§ Given problem
Will you extract the entries word for word? Images should not appear in the copy.

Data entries
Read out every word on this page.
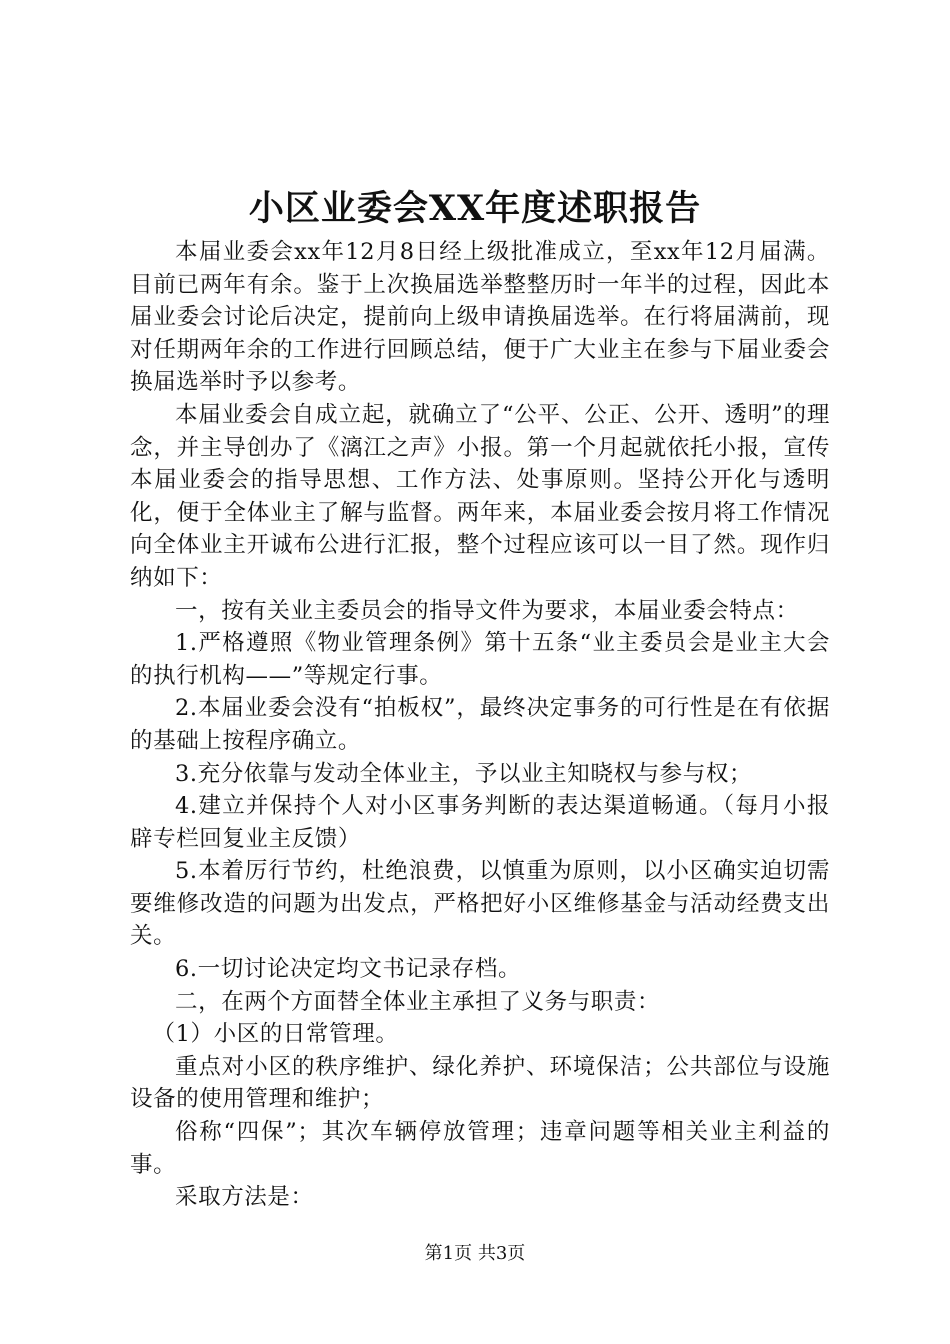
小区业委会XX年度述职报告

本届业委会xx年12月8日经上级批准成立，至xx年12月届满。目前已两年有余。鉴于上次换届选举整整历时一年半的过程，因此本届业委会讨论后决定，提前向上级申请换届选举。在行将届满前，现对任期两年余的工作进行回顾总结，便于广大业主在参与下届业委会换届选举时予以参考。

本届业委会自成立起，就确立了“公平、公正、公开、透明”的理念，并主导创办了《漓江之声》小报。第一个月起就依托小报，宣传本届业委会的指导思想、工作方法、处事原则。坚持公开化与透明化，便于全体业主了解与监督。两年来，本届业委会按月将工作情况向全体业主开诚布公进行汇报，整个过程应该可以一目了然。现作归纳如下：

一，按有关业主委员会的指导文件为要求，本届业委会特点：

1.严格遵照《物业管理条例》第十五条“业主委员会是业主大会的执行机构——”等规定行事。

2.本届业委会没有“拍板权”，最终决定事务的可行性是在有依据的基础上按程序确立。

3.充分依靠与发动全体业主，予以业主知晓权与参与权；

4.建立并保持个人对小区事务判断的表达渠道畅通。（每月小报辟专栏回复业主反馈）

5.本着厉行节约，杜绝浪费，以慎重为原则，以小区确实迫切需要维修改造的问题为出发点，严格把好小区维修基金与活动经费支出关。

6.一切讨论决定均文书记录存档。

二，在两个方面替全体业主承担了义务与职责：

（1）小区的日常管理。

重点对小区的秩序维护、绿化养护、环境保洁；公共部位与设施设备的使用管理和维护；

俗称“四保”；其次车辆停放管理；违章问题等相关业主利益的事。

采取方法是：

第1页 共3页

§ Final result
Read out every word on this page.
小区业委会XX年度述职报告

本届业委会xx年12月8日经上级批准成立，至xx年12月届满。目前已两年有余。鉴于上次换届选举整整历时一年半的过程，因此本届业委会讨论后决定，提前向上级申请换届选举。在行将届满前，现对任期两年余的工作进行回顾总结，便于广大业主在参与下届业委会换届选举时予以参考。

本届业委会自成立起，就确立了“公平、公正、公开、透明”的理念，并主导创办了《漓江之声》小报。第一个月起就依托小报，宣传本届业委会的指导思想、工作方法、处事原则。坚持公开化与透明化，便于全体业主了解与监督。两年来，本届业委会按月将工作情况向全体业主开诚布公进行汇报，整个过程应该可以一目了然。现作归纳如下：

一，按有关业主委员会的指导文件为要求，本届业委会特点：

1.严格遵照《物业管理条例》第十五条“业主委员会是业主大会的执行机构——”等规定行事。

2.本届业委会没有“拍板权”，最终决定事务的可行性是在有依据的基础上按程序确立。

3.充分依靠与发动全体业主，予以业主知晓权与参与权；

4.建立并保持个人对小区事务判断的表达渠道畅通。（每月小报辟专栏回复业主反馈）

5.本着厉行节约，杜绝浪费，以慎重为原则，以小区确实迫切需要维修改造的问题为出发点，严格把好小区维修基金与活动经费支出关。

6.一切讨论决定均文书记录存档。

二，在两个方面替全体业主承担了义务与职责：

（1）小区的日常管理。

重点对小区的秩序维护、绿化养护、环境保洁；公共部位与设施设备的使用管理和维护；

俗称“四保”；其次车辆停放管理；违章问题等相关业主利益的事。

采取方法是：

第1页 共3页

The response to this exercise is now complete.